=== WRITTEN EXERCISE ===
Each entry must be reproduced precisely as it stands.

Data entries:
>> Begin
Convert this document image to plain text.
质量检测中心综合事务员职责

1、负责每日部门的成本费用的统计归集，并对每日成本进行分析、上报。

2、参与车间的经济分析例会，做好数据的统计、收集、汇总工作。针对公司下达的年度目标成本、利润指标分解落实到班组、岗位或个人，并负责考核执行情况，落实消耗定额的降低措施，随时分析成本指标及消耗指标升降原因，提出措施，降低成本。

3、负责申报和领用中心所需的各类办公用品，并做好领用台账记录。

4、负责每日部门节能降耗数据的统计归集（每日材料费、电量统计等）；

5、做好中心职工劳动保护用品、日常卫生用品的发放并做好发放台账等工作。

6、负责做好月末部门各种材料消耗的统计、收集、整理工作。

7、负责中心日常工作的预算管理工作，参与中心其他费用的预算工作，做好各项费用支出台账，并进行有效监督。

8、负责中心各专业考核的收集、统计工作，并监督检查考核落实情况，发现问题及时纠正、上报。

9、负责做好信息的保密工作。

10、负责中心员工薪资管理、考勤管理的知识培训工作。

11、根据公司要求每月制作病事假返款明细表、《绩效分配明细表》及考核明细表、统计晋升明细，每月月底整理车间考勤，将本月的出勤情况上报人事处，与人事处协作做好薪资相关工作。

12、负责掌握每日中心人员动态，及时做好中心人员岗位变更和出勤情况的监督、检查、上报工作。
>> End
=== WRITTEN RESPONSE ===
Convert this document image to plain text.
质量检测中心综合事务员职责

1、负责每日部门的成本费用的统计归集，并对每日成本进行分析、上报。

2、参与车间的经济分析例会，做好数据的统计、收集、汇总工作。针对公司下达的年度目标成本、利润指标分解落实到班组、岗位或个人，并负责考核执行情况，落实消耗定额的降低措施，随时分析成本指标及消耗指标升降原因，提出措施，降低成本。

3、负责申报和领用中心所需的各类办公用品，并做好领用台账记录。

4、负责每日部门节能降耗数据的统计归集（每日材料费、电量统计等）；

5、做好中心职工劳动保护用品、日常卫生用品的发放并做好发放台账等工作。

6、负责做好月末部门各种材料消耗的统计、收集、整理工作。

7、负责中心日常工作的预算管理工作，参与中心其他费用的预算工作，做好各项费用支出台账，并进行有效监督。

8、负责中心各专业考核的收集、统计工作，并监督检查考核落实情况，发现问题及时纠正、上报。

9、负责做好信息的保密工作。

10、负责中心员工薪资管理、考勤管理的知识培训工作。

11、根据公司要求每月制作病事假返款明细表、《绩效分配明细表》及考核明细表、统计晋升明细，每月月底整理车间考勤，将本月的出勤情况上报人事处，与人事处协作做好薪资相关工作。

12、负责掌握每日中心人员动态，及时做好中心人员岗位变更和出勤情况的监督、检查、上报工作。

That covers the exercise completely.